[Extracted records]
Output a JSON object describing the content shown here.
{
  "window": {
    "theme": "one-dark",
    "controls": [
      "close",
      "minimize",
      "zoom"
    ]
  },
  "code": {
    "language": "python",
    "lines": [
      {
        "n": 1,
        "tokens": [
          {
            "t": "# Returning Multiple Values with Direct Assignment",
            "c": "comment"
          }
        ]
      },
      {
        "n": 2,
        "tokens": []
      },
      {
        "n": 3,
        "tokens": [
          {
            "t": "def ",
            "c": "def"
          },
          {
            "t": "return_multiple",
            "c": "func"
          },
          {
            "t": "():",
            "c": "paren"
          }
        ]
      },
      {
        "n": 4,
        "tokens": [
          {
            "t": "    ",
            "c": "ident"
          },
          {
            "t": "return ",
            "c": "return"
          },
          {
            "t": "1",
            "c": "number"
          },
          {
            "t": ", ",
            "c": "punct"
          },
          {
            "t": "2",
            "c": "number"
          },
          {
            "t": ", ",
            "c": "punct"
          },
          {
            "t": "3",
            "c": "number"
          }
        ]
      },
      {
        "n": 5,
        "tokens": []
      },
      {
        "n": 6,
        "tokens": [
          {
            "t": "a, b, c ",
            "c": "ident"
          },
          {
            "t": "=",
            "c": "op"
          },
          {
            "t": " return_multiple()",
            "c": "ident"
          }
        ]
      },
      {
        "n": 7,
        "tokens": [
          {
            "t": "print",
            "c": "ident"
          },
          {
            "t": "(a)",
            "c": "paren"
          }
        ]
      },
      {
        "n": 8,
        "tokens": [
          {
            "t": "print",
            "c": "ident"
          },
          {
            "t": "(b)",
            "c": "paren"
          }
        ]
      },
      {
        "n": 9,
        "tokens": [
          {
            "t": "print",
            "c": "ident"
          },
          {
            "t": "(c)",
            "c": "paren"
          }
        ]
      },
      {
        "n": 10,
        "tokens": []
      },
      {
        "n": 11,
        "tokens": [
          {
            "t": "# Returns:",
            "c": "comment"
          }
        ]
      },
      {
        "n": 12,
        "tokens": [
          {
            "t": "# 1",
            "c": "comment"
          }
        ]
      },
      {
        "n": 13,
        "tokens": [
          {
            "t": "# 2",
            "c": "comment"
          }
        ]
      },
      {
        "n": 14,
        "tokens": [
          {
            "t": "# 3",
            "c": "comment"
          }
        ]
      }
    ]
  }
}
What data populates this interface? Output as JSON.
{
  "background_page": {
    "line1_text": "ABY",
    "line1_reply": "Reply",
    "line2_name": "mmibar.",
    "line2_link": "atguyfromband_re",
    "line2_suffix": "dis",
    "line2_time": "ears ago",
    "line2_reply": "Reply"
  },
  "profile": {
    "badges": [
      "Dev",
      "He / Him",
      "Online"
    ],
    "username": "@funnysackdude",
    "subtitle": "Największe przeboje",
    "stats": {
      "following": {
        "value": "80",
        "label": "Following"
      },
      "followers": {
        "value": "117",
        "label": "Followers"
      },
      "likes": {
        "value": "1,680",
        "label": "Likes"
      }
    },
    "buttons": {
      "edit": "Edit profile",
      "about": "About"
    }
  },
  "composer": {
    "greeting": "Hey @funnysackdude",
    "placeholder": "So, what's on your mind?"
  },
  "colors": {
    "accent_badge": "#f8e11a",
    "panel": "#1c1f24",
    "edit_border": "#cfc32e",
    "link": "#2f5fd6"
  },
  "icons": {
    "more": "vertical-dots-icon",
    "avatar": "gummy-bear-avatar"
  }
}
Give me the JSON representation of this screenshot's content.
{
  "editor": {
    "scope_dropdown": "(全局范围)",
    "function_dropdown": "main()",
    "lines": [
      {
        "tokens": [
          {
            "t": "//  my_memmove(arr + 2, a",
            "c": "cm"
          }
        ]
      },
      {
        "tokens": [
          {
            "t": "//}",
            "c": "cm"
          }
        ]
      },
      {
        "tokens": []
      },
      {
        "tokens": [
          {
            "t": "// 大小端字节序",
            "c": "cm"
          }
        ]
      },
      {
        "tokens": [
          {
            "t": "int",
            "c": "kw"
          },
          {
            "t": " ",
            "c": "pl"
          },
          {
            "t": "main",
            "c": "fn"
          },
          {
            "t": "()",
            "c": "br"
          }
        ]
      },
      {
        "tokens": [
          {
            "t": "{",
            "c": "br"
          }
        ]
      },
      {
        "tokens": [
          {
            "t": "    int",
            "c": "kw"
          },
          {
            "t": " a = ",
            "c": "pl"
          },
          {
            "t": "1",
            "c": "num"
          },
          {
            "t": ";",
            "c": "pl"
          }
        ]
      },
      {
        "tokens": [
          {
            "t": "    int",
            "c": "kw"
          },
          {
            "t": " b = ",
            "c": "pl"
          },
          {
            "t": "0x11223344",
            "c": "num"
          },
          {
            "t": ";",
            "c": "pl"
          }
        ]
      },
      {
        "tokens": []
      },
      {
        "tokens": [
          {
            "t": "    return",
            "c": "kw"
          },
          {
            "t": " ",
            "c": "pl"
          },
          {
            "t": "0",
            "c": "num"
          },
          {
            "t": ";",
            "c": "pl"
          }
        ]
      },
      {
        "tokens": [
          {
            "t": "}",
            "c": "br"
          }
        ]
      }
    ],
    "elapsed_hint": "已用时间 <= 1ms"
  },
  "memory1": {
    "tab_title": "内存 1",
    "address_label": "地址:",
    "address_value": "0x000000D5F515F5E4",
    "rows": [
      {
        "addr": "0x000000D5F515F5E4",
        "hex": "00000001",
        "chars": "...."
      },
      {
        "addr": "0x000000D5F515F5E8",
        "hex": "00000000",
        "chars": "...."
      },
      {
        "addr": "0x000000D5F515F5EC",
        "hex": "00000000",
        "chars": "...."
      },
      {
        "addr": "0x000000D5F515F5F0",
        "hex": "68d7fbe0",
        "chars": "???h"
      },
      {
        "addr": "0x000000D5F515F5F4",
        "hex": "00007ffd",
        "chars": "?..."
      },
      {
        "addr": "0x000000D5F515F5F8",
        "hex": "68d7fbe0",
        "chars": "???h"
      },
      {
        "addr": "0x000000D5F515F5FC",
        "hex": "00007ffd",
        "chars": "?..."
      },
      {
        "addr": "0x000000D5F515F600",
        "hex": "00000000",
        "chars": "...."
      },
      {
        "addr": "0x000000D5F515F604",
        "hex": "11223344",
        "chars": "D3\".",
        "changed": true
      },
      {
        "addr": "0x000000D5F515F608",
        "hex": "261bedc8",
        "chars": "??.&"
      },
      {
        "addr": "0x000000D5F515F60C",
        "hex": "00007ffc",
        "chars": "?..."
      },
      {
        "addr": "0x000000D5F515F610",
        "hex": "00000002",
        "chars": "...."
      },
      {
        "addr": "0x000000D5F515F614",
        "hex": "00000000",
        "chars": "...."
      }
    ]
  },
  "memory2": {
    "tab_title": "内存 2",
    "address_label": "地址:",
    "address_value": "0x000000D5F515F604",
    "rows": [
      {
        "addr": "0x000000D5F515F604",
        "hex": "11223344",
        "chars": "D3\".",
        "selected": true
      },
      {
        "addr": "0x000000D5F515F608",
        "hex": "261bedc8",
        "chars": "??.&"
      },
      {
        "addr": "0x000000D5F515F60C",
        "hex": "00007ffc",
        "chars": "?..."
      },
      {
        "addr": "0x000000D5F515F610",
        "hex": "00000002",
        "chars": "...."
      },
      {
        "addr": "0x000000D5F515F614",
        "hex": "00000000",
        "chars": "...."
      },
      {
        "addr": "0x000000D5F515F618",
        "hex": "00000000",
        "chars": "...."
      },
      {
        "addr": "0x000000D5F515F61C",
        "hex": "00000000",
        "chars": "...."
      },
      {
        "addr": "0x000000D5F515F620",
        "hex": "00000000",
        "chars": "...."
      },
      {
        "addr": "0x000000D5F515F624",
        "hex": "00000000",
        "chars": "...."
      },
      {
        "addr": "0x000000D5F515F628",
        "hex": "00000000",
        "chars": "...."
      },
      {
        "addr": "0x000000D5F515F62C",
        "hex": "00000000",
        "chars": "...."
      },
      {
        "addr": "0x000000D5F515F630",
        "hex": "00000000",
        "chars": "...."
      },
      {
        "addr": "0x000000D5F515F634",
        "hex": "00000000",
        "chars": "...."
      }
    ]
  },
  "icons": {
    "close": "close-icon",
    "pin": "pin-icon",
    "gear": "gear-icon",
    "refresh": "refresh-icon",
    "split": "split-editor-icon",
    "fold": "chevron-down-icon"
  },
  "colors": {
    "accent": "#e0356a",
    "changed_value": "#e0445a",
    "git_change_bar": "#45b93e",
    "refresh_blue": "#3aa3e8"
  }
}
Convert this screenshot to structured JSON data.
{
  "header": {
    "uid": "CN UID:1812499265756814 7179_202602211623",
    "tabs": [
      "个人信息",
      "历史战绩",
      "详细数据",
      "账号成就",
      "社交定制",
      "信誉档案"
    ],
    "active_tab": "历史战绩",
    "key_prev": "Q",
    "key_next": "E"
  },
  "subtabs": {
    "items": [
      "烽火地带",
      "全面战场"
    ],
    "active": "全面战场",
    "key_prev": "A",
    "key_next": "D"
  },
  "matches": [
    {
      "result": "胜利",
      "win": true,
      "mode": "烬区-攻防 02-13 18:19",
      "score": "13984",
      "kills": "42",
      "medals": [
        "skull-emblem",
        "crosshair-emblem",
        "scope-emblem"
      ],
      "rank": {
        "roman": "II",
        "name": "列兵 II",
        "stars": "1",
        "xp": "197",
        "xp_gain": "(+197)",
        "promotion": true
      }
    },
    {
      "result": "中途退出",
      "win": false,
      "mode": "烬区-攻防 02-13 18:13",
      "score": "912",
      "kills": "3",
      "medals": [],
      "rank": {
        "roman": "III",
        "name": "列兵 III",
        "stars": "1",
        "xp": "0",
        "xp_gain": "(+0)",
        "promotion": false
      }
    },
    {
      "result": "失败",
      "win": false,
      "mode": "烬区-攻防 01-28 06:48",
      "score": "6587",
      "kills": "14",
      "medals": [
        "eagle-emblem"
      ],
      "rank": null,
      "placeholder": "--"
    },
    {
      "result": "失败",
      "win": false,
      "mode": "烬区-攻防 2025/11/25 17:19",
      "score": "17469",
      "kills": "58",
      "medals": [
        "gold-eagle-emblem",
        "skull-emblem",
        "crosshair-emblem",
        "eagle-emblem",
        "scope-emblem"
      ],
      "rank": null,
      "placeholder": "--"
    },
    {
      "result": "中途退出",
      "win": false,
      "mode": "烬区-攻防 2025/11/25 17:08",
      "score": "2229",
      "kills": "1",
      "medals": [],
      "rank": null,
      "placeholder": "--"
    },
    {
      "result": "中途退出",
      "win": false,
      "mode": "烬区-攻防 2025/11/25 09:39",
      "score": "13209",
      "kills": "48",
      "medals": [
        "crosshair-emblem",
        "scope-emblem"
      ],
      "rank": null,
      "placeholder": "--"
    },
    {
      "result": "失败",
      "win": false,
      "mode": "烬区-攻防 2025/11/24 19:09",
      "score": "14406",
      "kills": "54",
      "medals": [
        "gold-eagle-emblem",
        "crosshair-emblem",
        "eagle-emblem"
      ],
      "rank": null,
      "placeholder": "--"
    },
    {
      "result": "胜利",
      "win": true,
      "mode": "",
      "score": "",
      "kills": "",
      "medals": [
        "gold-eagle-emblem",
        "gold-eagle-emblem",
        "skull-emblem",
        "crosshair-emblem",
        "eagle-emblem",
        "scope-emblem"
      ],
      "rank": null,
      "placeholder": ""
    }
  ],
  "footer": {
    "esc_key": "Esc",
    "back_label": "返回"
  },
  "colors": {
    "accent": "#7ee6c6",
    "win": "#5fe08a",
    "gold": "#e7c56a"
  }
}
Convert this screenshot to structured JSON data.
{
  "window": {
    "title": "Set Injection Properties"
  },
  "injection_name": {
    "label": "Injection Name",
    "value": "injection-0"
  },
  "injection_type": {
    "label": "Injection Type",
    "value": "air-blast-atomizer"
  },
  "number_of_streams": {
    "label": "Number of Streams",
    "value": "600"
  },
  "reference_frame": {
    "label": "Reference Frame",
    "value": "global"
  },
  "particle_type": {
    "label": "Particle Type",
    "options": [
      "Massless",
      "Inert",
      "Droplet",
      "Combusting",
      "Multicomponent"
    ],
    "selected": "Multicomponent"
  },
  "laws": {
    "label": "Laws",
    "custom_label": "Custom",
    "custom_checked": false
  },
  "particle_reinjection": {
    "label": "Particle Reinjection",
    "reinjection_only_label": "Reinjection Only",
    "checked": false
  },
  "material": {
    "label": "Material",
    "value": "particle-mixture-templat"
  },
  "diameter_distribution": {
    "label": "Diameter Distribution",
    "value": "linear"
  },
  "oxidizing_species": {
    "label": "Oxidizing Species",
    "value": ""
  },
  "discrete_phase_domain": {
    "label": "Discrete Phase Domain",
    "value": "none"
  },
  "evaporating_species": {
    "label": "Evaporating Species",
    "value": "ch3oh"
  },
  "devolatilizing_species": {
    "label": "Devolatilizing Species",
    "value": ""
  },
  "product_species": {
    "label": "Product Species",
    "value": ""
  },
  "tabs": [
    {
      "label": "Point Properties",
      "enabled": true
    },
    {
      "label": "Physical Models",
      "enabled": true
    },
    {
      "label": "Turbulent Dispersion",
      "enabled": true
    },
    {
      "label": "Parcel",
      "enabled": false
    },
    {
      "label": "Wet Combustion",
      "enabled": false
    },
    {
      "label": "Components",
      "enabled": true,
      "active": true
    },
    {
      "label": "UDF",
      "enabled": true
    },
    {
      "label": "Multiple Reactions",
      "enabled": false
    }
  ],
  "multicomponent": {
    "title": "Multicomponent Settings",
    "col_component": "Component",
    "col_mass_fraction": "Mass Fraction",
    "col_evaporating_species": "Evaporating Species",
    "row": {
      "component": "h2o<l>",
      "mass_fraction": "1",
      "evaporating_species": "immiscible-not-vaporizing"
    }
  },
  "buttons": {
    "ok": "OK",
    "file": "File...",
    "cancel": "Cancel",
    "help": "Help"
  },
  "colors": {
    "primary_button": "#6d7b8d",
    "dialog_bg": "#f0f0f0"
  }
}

◆ WHAT TO PRODUCE
How many lines in the records above hold the word "Properties"? Give only the number.

◆ TASK RESULT
2